• Work to complete:
Copy all of the records below verbatim.

• Listed entries:
════════════════

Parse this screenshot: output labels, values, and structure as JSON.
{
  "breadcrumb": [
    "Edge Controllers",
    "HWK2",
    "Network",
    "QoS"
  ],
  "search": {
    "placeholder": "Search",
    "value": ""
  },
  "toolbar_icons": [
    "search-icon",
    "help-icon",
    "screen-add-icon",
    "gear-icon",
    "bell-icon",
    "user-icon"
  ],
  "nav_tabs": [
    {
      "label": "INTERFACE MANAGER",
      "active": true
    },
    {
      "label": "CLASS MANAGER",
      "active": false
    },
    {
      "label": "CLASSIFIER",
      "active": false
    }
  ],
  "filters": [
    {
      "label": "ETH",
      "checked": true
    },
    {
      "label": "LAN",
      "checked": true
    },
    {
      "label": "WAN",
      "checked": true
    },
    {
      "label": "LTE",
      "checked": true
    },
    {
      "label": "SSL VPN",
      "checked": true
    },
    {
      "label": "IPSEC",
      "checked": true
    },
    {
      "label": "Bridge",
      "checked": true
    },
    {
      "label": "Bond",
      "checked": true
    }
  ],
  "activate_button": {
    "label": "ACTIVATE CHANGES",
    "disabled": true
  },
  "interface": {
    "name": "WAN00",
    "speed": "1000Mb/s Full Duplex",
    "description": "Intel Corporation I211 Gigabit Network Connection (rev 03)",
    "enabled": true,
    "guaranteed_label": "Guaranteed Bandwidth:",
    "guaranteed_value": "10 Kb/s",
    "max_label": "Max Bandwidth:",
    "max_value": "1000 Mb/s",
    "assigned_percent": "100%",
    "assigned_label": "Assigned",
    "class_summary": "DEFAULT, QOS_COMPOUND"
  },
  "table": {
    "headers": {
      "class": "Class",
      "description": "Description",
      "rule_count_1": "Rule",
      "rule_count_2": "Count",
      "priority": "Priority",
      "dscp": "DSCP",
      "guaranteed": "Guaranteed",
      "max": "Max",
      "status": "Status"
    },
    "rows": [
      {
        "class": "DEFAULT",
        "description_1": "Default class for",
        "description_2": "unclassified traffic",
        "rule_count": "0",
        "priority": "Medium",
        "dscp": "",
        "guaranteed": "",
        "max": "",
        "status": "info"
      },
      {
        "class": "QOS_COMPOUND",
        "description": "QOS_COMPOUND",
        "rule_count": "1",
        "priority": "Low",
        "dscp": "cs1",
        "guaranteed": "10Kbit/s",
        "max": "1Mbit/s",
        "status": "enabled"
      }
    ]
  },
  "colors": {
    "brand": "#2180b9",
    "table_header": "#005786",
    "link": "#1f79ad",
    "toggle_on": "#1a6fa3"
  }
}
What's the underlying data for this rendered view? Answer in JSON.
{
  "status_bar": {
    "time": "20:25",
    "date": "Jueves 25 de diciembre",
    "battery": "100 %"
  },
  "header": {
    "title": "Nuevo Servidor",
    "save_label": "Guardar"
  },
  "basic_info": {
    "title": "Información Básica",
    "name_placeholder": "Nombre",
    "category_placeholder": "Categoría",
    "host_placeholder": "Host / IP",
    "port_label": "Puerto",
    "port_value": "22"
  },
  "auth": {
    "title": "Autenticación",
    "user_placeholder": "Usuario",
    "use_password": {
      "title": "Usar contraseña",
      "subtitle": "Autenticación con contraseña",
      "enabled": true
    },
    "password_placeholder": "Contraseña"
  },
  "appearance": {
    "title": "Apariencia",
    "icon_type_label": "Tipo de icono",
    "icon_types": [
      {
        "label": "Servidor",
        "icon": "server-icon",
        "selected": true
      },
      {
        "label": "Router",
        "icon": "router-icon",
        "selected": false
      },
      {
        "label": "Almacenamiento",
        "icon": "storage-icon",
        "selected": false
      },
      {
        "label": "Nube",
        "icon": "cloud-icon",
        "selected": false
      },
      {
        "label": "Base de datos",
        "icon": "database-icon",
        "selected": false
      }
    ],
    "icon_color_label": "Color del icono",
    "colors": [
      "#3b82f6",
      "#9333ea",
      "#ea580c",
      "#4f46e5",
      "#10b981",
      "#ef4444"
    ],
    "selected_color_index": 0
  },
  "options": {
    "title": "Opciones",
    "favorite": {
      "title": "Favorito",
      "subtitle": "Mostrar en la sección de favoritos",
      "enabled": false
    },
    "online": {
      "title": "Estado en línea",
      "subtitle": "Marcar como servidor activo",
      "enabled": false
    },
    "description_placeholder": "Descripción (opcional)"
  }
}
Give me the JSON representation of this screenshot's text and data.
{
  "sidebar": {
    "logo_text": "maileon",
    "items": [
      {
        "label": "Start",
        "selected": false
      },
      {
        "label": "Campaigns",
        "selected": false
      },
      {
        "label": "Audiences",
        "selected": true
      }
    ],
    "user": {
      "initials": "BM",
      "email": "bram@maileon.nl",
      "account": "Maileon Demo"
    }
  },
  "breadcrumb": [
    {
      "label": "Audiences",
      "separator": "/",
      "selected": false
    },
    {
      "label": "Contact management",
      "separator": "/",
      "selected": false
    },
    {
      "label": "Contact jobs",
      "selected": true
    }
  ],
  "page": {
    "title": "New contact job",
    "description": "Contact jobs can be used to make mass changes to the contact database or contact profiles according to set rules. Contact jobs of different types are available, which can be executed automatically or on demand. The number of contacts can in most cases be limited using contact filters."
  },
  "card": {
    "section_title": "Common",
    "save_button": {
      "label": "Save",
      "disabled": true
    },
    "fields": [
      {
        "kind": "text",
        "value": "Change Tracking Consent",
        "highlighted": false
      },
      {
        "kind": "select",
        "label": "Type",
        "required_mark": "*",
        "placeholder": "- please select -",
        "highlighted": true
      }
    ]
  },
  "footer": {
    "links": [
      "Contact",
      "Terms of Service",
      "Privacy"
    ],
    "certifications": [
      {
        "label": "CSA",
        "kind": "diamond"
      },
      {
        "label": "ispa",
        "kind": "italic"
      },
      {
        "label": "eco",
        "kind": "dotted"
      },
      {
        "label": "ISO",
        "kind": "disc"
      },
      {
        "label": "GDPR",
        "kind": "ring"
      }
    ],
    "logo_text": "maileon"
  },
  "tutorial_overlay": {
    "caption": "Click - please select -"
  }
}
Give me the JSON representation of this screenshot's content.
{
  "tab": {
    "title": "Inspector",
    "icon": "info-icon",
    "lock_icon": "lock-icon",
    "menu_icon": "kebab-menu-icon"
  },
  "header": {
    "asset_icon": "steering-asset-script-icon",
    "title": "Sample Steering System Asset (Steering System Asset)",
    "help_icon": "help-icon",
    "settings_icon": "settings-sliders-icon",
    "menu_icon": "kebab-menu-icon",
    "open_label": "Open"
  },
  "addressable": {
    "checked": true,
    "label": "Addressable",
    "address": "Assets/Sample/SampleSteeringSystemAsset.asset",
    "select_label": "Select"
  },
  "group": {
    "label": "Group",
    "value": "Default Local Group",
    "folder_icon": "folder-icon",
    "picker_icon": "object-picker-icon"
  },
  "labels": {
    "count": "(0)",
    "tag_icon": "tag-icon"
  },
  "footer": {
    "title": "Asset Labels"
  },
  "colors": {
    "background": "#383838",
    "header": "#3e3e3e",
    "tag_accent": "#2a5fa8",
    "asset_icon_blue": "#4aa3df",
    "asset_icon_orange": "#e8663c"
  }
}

════════════════

• Completed task:
Parse this screenshot: output labels, values, and structure as JSON.
{
  "breadcrumb": [
    "Edge Controllers",
    "HWK2",
    "Network",
    "QoS"
  ],
  "search": {
    "placeholder": "Search",
    "value": ""
  },
  "toolbar_icons": [
    "search-icon",
    "help-icon",
    "screen-add-icon",
    "gear-icon",
    "bell-icon",
    "user-icon"
  ],
  "nav_tabs": [
    {
      "label": "INTERFACE MANAGER",
      "active": true
    },
    {
      "label": "CLASS MANAGER",
      "active": false
    },
    {
      "label": "CLASSIFIER",
      "active": false
    }
  ],
  "filters": [
    {
      "label": "ETH",
      "checked": true
    },
    {
      "label": "LAN",
      "checked": true
    },
    {
      "label": "WAN",
      "checked": true
    },
    {
      "label": "LTE",
      "checked": true
    },
    {
      "label": "SSL VPN",
      "checked": true
    },
    {
      "label": "IPSEC",
      "checked": true
    },
    {
      "label": "Bridge",
      "checked": true
    },
    {
      "label": "Bond",
      "checked": true
    }
  ],
  "activate_button": {
    "label": "ACTIVATE CHANGES",
    "disabled": true
  },
  "interface": {
    "name": "WAN00",
    "speed": "1000Mb/s Full Duplex",
    "description": "Intel Corporation I211 Gigabit Network Connection (rev 03)",
    "enabled": true,
    "guaranteed_label": "Guaranteed Bandwidth:",
    "guaranteed_value": "10 Kb/s",
    "max_label": "Max Bandwidth:",
    "max_value": "1000 Mb/s",
    "assigned_percent": "100%",
    "assigned_label": "Assigned",
    "class_summary": "DEFAULT, QOS_COMPOUND"
  },
  "table": {
    "headers": {
      "class": "Class",
      "description": "Description",
      "rule_count_1": "Rule",
      "rule_count_2": "Count",
      "priority": "Priority",
      "dscp": "DSCP",
      "guaranteed": "Guaranteed",
      "max": "Max",
      "status": "Status"
    },
    "rows": [
      {
        "class": "DEFAULT",
        "description_1": "Default class for",
        "description_2": "unclassified traffic",
        "rule_count": "0",
        "priority": "Medium",
        "dscp": "",
        "guaranteed": "",
        "max": "",
        "status": "info"
      },
      {
        "class": "QOS_COMPOUND",
        "description": "QOS_COMPOUND",
        "rule_count": "1",
        "priority": "Low",
        "dscp": "cs1",
        "guaranteed": "10Kbit/s",
        "max": "1Mbit/s",
        "status": "enabled"
      }
    ]
  },
  "colors": {
    "brand": "#2180b9",
    "table_header": "#005786",
    "link": "#1f79ad",
    "toggle_on": "#1a6fa3"
  }
}
What's the underlying data for this rendered view? Answer in JSON.
{
  "status_bar": {
    "time": "20:25",
    "date": "Jueves 25 de diciembre",
    "battery": "100 %"
  },
  "header": {
    "title": "Nuevo Servidor",
    "save_label": "Guardar"
  },
  "basic_info": {
    "title": "Información Básica",
    "name_placeholder": "Nombre",
    "category_placeholder": "Categoría",
    "host_placeholder": "Host / IP",
    "port_label": "Puerto",
    "port_value": "22"
  },
  "auth": {
    "title": "Autenticación",
    "user_placeholder": "Usuario",
    "use_password": {
      "title": "Usar contraseña",
      "subtitle": "Autenticación con contraseña",
      "enabled": true
    },
    "password_placeholder": "Contraseña"
  },
  "appearance": {
    "title": "Apariencia",
    "icon_type_label": "Tipo de icono",
    "icon_types": [
      {
        "label": "Servidor",
        "icon": "server-icon",
        "selected": true
      },
      {
        "label": "Router",
        "icon": "router-icon",
        "selected": false
      },
      {
        "label": "Almacenamiento",
        "icon": "storage-icon",
        "selected": false
      },
      {
        "label": "Nube",
        "icon": "cloud-icon",
        "selected": false
      },
      {
        "label": "Base de datos",
        "icon": "database-icon",
        "selected": false
      }
    ],
    "icon_color_label": "Color del icono",
    "colors": [
      "#3b82f6",
      "#9333ea",
      "#ea580c",
      "#4f46e5",
      "#10b981",
      "#ef4444"
    ],
    "selected_color_index": 0
  },
  "options": {
    "title": "Opciones",
    "favorite": {
      "title": "Favorito",
      "subtitle": "Mostrar en la sección de favoritos",
      "enabled": false
    },
    "online": {
      "title": "Estado en línea",
      "subtitle": "Marcar como servidor activo",
      "enabled": false
    },
    "description_placeholder": "Descripción (opcional)"
  }
}
Give me the JSON representation of this screenshot's text and data.
{
  "sidebar": {
    "logo_text": "maileon",
    "items": [
      {
        "label": "Start",
        "selected": false
      },
      {
        "label": "Campaigns",
        "selected": false
      },
      {
        "label": "Audiences",
        "selected": true
      }
    ],
    "user": {
      "initials": "BM",
      "email": "bram@maileon.nl",
      "account": "Maileon Demo"
    }
  },
  "breadcrumb": [
    {
      "label": "Audiences",
      "separator": "/",
      "selected": false
    },
    {
      "label": "Contact management",
      "separator": "/",
      "selected": false
    },
    {
      "label": "Contact jobs",
      "selected": true
    }
  ],
  "page": {
    "title": "New contact job",
    "description": "Contact jobs can be used to make mass changes to the contact database or contact profiles according to set rules. Contact jobs of different types are available, which can be executed automatically or on demand. The number of contacts can in most cases be limited using contact filters."
  },
  "card": {
    "section_title": "Common",
    "save_button": {
      "label": "Save",
      "disabled": true
    },
    "fields": [
      {
        "kind": "text",
        "value": "Change Tracking Consent",
        "highlighted": false
      },
      {
        "kind": "select",
        "label": "Type",
        "required_mark": "*",
        "placeholder": "- please select -",
        "highlighted": true
      }
    ]
  },
  "footer": {
    "links": [
      "Contact",
      "Terms of Service",
      "Privacy"
    ],
    "certifications": [
      {
        "label": "CSA",
        "kind": "diamond"
      },
      {
        "label": "ispa",
        "kind": "italic"
      },
      {
        "label": "eco",
        "kind": "dotted"
      },
      {
        "label": "ISO",
        "kind": "disc"
      },
      {
        "label": "GDPR",
        "kind": "ring"
      }
    ],
    "logo_text": "maileon"
  },
  "tutorial_overlay": {
    "caption": "Click - please select -"
  }
}
Give me the JSON representation of this screenshot's content.
{
  "tab": {
    "title": "Inspector",
    "icon": "info-icon",
    "lock_icon": "lock-icon",
    "menu_icon": "kebab-menu-icon"
  },
  "header": {
    "asset_icon": "steering-asset-script-icon",
    "title": "Sample Steering System Asset (Steering System Asset)",
    "help_icon": "help-icon",
    "settings_icon": "settings-sliders-icon",
    "menu_icon": "kebab-menu-icon",
    "open_label": "Open"
  },
  "addressable": {
    "checked": true,
    "label": "Addressable",
    "address": "Assets/Sample/SampleSteeringSystemAsset.asset",
    "select_label": "Select"
  },
  "group": {
    "label": "Group",
    "value": "Default Local Group",
    "folder_icon": "folder-icon",
    "picker_icon": "object-picker-icon"
  },
  "labels": {
    "count": "(0)",
    "tag_icon": "tag-icon"
  },
  "footer": {
    "title": "Asset Labels"
  },
  "colors": {
    "background": "#383838",
    "header": "#3e3e3e",
    "tag_accent": "#2a5fa8",
    "asset_icon_blue": "#4aa3df",
    "asset_icon_orange": "#e8663c"
  }
}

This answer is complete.